Stated problem | Drop all images and give the records again exactly.
━━━━━ Input for this task
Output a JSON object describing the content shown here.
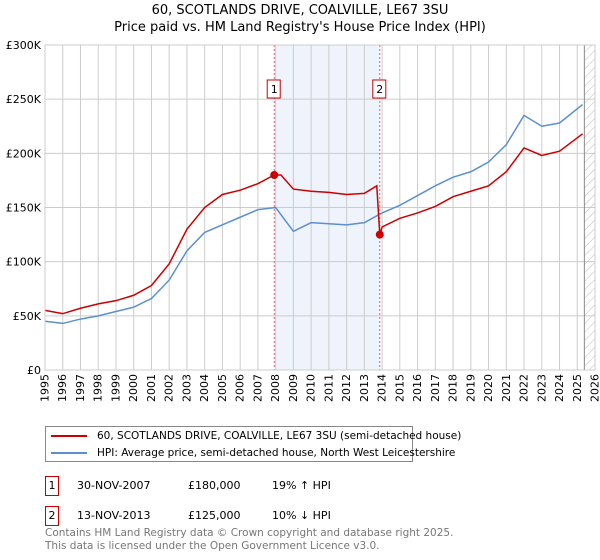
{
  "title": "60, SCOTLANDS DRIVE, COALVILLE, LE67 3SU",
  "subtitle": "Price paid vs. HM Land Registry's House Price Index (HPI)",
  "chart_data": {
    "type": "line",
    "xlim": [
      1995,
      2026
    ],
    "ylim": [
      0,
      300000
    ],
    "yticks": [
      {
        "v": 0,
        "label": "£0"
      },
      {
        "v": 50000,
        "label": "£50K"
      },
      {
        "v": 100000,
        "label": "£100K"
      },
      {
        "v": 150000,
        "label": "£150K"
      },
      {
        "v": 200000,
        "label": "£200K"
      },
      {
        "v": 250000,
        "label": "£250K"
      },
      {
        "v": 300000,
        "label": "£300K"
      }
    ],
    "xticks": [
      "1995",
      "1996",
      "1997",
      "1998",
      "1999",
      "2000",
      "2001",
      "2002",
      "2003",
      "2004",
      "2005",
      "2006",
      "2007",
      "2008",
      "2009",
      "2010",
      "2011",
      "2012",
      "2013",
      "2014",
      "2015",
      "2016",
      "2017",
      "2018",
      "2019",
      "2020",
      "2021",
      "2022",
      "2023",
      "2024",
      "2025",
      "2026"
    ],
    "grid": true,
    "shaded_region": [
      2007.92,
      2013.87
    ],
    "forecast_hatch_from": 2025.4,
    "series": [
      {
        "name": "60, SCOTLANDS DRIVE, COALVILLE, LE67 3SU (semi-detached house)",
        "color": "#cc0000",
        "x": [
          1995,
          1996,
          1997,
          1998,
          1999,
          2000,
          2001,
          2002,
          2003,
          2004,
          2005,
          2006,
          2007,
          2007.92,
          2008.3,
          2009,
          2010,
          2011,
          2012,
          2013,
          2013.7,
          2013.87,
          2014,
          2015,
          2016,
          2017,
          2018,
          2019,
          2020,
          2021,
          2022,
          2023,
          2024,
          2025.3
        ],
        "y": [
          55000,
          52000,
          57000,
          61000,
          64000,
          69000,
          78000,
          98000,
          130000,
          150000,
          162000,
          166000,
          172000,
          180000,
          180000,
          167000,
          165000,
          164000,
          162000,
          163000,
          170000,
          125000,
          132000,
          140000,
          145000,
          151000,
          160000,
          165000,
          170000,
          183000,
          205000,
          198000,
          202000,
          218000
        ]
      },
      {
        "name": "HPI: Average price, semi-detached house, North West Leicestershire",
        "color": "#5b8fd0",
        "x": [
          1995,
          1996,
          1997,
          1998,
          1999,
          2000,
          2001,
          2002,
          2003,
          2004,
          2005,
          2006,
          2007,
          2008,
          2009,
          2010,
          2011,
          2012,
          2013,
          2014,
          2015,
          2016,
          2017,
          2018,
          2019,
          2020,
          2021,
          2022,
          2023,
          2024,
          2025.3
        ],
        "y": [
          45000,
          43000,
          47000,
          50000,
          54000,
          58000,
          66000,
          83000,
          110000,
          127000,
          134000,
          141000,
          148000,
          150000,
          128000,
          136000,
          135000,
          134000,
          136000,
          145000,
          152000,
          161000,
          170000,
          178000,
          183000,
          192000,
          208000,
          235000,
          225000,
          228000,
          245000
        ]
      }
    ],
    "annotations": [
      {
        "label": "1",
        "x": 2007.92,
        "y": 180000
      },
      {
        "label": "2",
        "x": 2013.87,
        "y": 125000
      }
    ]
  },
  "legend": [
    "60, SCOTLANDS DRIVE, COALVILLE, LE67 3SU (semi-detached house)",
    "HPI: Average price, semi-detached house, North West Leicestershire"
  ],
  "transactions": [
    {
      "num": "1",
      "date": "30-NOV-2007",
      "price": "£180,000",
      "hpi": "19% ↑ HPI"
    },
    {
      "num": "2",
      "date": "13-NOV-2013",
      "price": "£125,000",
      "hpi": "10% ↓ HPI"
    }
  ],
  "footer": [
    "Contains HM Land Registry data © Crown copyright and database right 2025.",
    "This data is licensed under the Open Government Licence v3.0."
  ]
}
━━━━━━━━━━
Reply |
Output a JSON object describing the content shown here.
{
  "title": "60, SCOTLANDS DRIVE, COALVILLE, LE67 3SU",
  "subtitle": "Price paid vs. HM Land Registry's House Price Index (HPI)",
  "chart_data": {
    "type": "line",
    "xlim": [
      1995,
      2026
    ],
    "ylim": [
      0,
      300000
    ],
    "yticks": [
      {
        "v": 0,
        "label": "£0"
      },
      {
        "v": 50000,
        "label": "£50K"
      },
      {
        "v": 100000,
        "label": "£100K"
      },
      {
        "v": 150000,
        "label": "£150K"
      },
      {
        "v": 200000,
        "label": "£200K"
      },
      {
        "v": 250000,
        "label": "£250K"
      },
      {
        "v": 300000,
        "label": "£300K"
      }
    ],
    "xticks": [
      "1995",
      "1996",
      "1997",
      "1998",
      "1999",
      "2000",
      "2001",
      "2002",
      "2003",
      "2004",
      "2005",
      "2006",
      "2007",
      "2008",
      "2009",
      "2010",
      "2011",
      "2012",
      "2013",
      "2014",
      "2015",
      "2016",
      "2017",
      "2018",
      "2019",
      "2020",
      "2021",
      "2022",
      "2023",
      "2024",
      "2025",
      "2026"
    ],
    "grid": true,
    "shaded_region": [
      2007.92,
      2013.87
    ],
    "forecast_hatch_from": 2025.4,
    "series": [
      {
        "name": "60, SCOTLANDS DRIVE, COALVILLE, LE67 3SU (semi-detached house)",
        "color": "#cc0000",
        "x": [
          1995,
          1996,
          1997,
          1998,
          1999,
          2000,
          2001,
          2002,
          2003,
          2004,
          2005,
          2006,
          2007,
          2007.92,
          2008.3,
          2009,
          2010,
          2011,
          2012,
          2013,
          2013.7,
          2013.87,
          2014,
          2015,
          2016,
          2017,
          2018,
          2019,
          2020,
          2021,
          2022,
          2023,
          2024,
          2025.3
        ],
        "y": [
          55000,
          52000,
          57000,
          61000,
          64000,
          69000,
          78000,
          98000,
          130000,
          150000,
          162000,
          166000,
          172000,
          180000,
          180000,
          167000,
          165000,
          164000,
          162000,
          163000,
          170000,
          125000,
          132000,
          140000,
          145000,
          151000,
          160000,
          165000,
          170000,
          183000,
          205000,
          198000,
          202000,
          218000
        ]
      },
      {
        "name": "HPI: Average price, semi-detached house, North West Leicestershire",
        "color": "#5b8fd0",
        "x": [
          1995,
          1996,
          1997,
          1998,
          1999,
          2000,
          2001,
          2002,
          2003,
          2004,
          2005,
          2006,
          2007,
          2008,
          2009,
          2010,
          2011,
          2012,
          2013,
          2014,
          2015,
          2016,
          2017,
          2018,
          2019,
          2020,
          2021,
          2022,
          2023,
          2024,
          2025.3
        ],
        "y": [
          45000,
          43000,
          47000,
          50000,
          54000,
          58000,
          66000,
          83000,
          110000,
          127000,
          134000,
          141000,
          148000,
          150000,
          128000,
          136000,
          135000,
          134000,
          136000,
          145000,
          152000,
          161000,
          170000,
          178000,
          183000,
          192000,
          208000,
          235000,
          225000,
          228000,
          245000
        ]
      }
    ],
    "annotations": [
      {
        "label": "1",
        "x": 2007.92,
        "y": 180000
      },
      {
        "label": "2",
        "x": 2013.87,
        "y": 125000
      }
    ]
  },
  "legend": [
    "60, SCOTLANDS DRIVE, COALVILLE, LE67 3SU (semi-detached house)",
    "HPI: Average price, semi-detached house, North West Leicestershire"
  ],
  "transactions": [
    {
      "num": "1",
      "date": "30-NOV-2007",
      "price": "£180,000",
      "hpi": "19% ↑ HPI"
    },
    {
      "num": "2",
      "date": "13-NOV-2013",
      "price": "£125,000",
      "hpi": "10% ↓ HPI"
    }
  ],
  "footer": [
    "Contains HM Land Registry data © Crown copyright and database right 2025.",
    "This data is licensed under the Open Government Licence v3.0."
  ]
}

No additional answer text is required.